** Requirement **
Set the following entries down again exactly, line by line.

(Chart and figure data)

§ §

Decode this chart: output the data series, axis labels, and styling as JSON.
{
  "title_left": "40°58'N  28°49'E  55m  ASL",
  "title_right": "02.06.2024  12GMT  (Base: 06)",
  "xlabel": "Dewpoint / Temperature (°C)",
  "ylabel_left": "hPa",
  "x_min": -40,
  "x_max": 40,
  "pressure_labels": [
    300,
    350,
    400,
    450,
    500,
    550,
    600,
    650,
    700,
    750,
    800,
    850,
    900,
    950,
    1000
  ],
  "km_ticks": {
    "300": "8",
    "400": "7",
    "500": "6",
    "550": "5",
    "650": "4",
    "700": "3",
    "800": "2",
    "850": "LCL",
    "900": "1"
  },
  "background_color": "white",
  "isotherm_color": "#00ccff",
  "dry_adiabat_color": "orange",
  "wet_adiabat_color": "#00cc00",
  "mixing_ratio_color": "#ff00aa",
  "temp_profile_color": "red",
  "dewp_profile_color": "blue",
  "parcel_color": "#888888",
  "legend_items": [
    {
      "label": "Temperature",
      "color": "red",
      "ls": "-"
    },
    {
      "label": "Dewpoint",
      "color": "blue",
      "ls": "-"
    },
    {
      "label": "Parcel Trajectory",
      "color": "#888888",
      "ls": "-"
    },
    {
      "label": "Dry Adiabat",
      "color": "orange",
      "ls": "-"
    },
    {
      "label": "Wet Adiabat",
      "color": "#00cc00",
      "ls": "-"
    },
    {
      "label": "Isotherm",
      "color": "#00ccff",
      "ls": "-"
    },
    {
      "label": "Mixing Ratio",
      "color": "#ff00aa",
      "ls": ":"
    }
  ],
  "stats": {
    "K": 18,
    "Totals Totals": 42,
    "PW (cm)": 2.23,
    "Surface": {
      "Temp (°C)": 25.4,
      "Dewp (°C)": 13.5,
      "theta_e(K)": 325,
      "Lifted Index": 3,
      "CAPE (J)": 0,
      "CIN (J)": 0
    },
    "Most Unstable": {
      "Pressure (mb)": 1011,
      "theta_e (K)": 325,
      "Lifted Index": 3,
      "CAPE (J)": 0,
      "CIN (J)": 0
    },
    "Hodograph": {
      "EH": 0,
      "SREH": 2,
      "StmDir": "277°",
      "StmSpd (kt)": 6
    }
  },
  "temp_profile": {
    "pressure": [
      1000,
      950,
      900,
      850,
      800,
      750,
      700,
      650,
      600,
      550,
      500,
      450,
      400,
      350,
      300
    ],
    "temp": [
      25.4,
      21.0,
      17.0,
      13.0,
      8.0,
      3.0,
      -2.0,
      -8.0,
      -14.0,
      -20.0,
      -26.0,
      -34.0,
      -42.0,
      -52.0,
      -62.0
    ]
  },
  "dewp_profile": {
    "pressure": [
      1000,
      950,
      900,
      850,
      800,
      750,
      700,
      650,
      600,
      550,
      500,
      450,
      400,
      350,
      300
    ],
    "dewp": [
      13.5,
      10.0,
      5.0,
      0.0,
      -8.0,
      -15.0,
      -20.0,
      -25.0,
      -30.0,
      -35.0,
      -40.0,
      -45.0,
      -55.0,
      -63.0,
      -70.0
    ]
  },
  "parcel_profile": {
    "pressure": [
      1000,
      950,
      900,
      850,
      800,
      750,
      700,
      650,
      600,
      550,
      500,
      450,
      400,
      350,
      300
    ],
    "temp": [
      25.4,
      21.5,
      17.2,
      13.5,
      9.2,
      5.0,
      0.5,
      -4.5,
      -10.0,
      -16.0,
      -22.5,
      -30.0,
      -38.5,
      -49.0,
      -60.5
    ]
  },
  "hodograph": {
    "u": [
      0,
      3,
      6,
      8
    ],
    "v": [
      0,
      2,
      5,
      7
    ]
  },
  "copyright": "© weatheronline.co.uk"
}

§ §

** Solution for this problem **
Decode this chart: output the data series, axis labels, and styling as JSON.
{
  "title_left": "40°58'N  28°49'E  55m  ASL",
  "title_right": "02.06.2024  12GMT  (Base: 06)",
  "xlabel": "Dewpoint / Temperature (°C)",
  "ylabel_left": "hPa",
  "x_min": -40,
  "x_max": 40,
  "pressure_labels": [
    300,
    350,
    400,
    450,
    500,
    550,
    600,
    650,
    700,
    750,
    800,
    850,
    900,
    950,
    1000
  ],
  "km_ticks": {
    "300": "8",
    "400": "7",
    "500": "6",
    "550": "5",
    "650": "4",
    "700": "3",
    "800": "2",
    "850": "LCL",
    "900": "1"
  },
  "background_color": "white",
  "isotherm_color": "#00ccff",
  "dry_adiabat_color": "orange",
  "wet_adiabat_color": "#00cc00",
  "mixing_ratio_color": "#ff00aa",
  "temp_profile_color": "red",
  "dewp_profile_color": "blue",
  "parcel_color": "#888888",
  "legend_items": [
    {
      "label": "Temperature",
      "color": "red",
      "ls": "-"
    },
    {
      "label": "Dewpoint",
      "color": "blue",
      "ls": "-"
    },
    {
      "label": "Parcel Trajectory",
      "color": "#888888",
      "ls": "-"
    },
    {
      "label": "Dry Adiabat",
      "color": "orange",
      "ls": "-"
    },
    {
      "label": "Wet Adiabat",
      "color": "#00cc00",
      "ls": "-"
    },
    {
      "label": "Isotherm",
      "color": "#00ccff",
      "ls": "-"
    },
    {
      "label": "Mixing Ratio",
      "color": "#ff00aa",
      "ls": ":"
    }
  ],
  "stats": {
    "K": 18,
    "Totals Totals": 42,
    "PW (cm)": 2.23,
    "Surface": {
      "Temp (°C)": 25.4,
      "Dewp (°C)": 13.5,
      "theta_e(K)": 325,
      "Lifted Index": 3,
      "CAPE (J)": 0,
      "CIN (J)": 0
    },
    "Most Unstable": {
      "Pressure (mb)": 1011,
      "theta_e (K)": 325,
      "Lifted Index": 3,
      "CAPE (J)": 0,
      "CIN (J)": 0
    },
    "Hodograph": {
      "EH": 0,
      "SREH": 2,
      "StmDir": "277°",
      "StmSpd (kt)": 6
    }
  },
  "temp_profile": {
    "pressure": [
      1000,
      950,
      900,
      850,
      800,
      750,
      700,
      650,
      600,
      550,
      500,
      450,
      400,
      350,
      300
    ],
    "temp": [
      25.4,
      21.0,
      17.0,
      13.0,
      8.0,
      3.0,
      -2.0,
      -8.0,
      -14.0,
      -20.0,
      -26.0,
      -34.0,
      -42.0,
      -52.0,
      -62.0
    ]
  },
  "dewp_profile": {
    "pressure": [
      1000,
      950,
      900,
      850,
      800,
      750,
      700,
      650,
      600,
      550,
      500,
      450,
      400,
      350,
      300
    ],
    "dewp": [
      13.5,
      10.0,
      5.0,
      0.0,
      -8.0,
      -15.0,
      -20.0,
      -25.0,
      -30.0,
      -35.0,
      -40.0,
      -45.0,
      -55.0,
      -63.0,
      -70.0
    ]
  },
  "parcel_profile": {
    "pressure": [
      1000,
      950,
      900,
      850,
      800,
      750,
      700,
      650,
      600,
      550,
      500,
      450,
      400,
      350,
      300
    ],
    "temp": [
      25.4,
      21.5,
      17.2,
      13.5,
      9.2,
      5.0,
      0.5,
      -4.5,
      -10.0,
      -16.0,
      -22.5,
      -30.0,
      -38.5,
      -49.0,
      -60.5
    ]
  },
  "hodograph": {
    "u": [
      0,
      3,
      6,
      8
    ],
    "v": [
      0,
      2,
      5,
      7
    ]
  },
  "copyright": "© weatheronline.co.uk"
}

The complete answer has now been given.